## TASK TO COMPLETE
Repeat every record below exactly, leaving out the pictures.

[Extracted data entries]
□ □ □
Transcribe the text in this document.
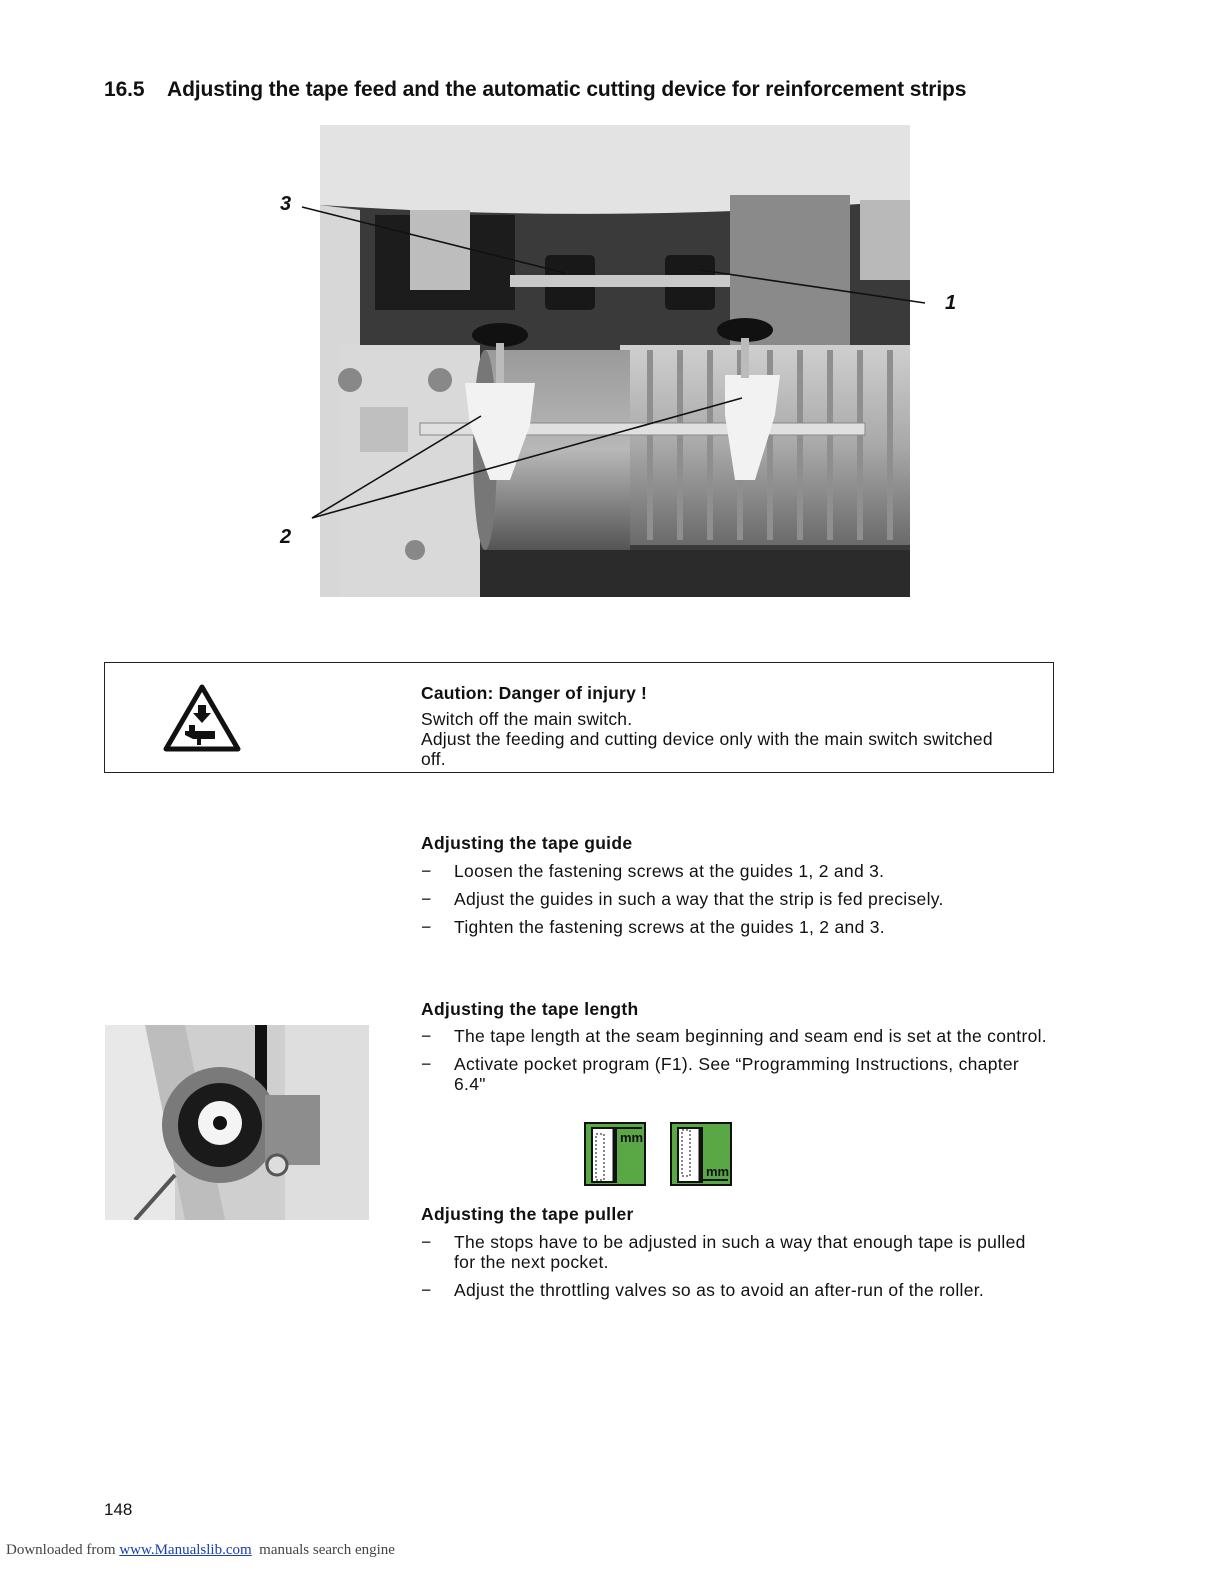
16.5 Adjusting the tape feed and the automatic cutting device for reinforcement strips
3
1
2
Caution: Danger of injury !
Switch off the main switch.
Adjust the feeding and cutting device only with the main switch switched off.
Adjusting the tape guide
− Loosen the fastening screws at the guides 1, 2 and 3.
− Adjust the guides in such a way that the strip is fed precisely.
− Tighten the fastening screws at the guides 1, 2 and 3.
Adjusting the tape length
− The tape length at the seam beginning and seam end is set at the control.
− Activate pocket program (F1). See “Programming Instructions, chapter 6.4"
mm
mm
Adjusting the tape puller
− The stops have to be adjusted in such a way that enough tape is pulled for the next pocket.
− Adjust the throttling valves so as to avoid an after-run of the roller.
148
Downloaded from www.Manualslib.com manuals search engine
□ □ □
## RESPONSE TO THE TASK
Transcribe the text in this document.
16.5 Adjusting the tape feed and the automatic cutting device for reinforcement strips
3
1
2
Caution: Danger of injury !
Switch off the main switch.
Adjust the feeding and cutting device only with the main switch switched off.
Adjusting the tape guide
− Loosen the fastening screws at the guides 1, 2 and 3.
− Adjust the guides in such a way that the strip is fed precisely.
− Tighten the fastening screws at the guides 1, 2 and 3.
Adjusting the tape length
− The tape length at the seam beginning and seam end is set at the control.
− Activate pocket program (F1). See “Programming Instructions, chapter 6.4"
mm
mm
Adjusting the tape puller
− The stops have to be adjusted in such a way that enough tape is pulled for the next pocket.
− Adjust the throttling valves so as to avoid an after-run of the roller.
148
Downloaded from www.Manualslib.com manuals search engine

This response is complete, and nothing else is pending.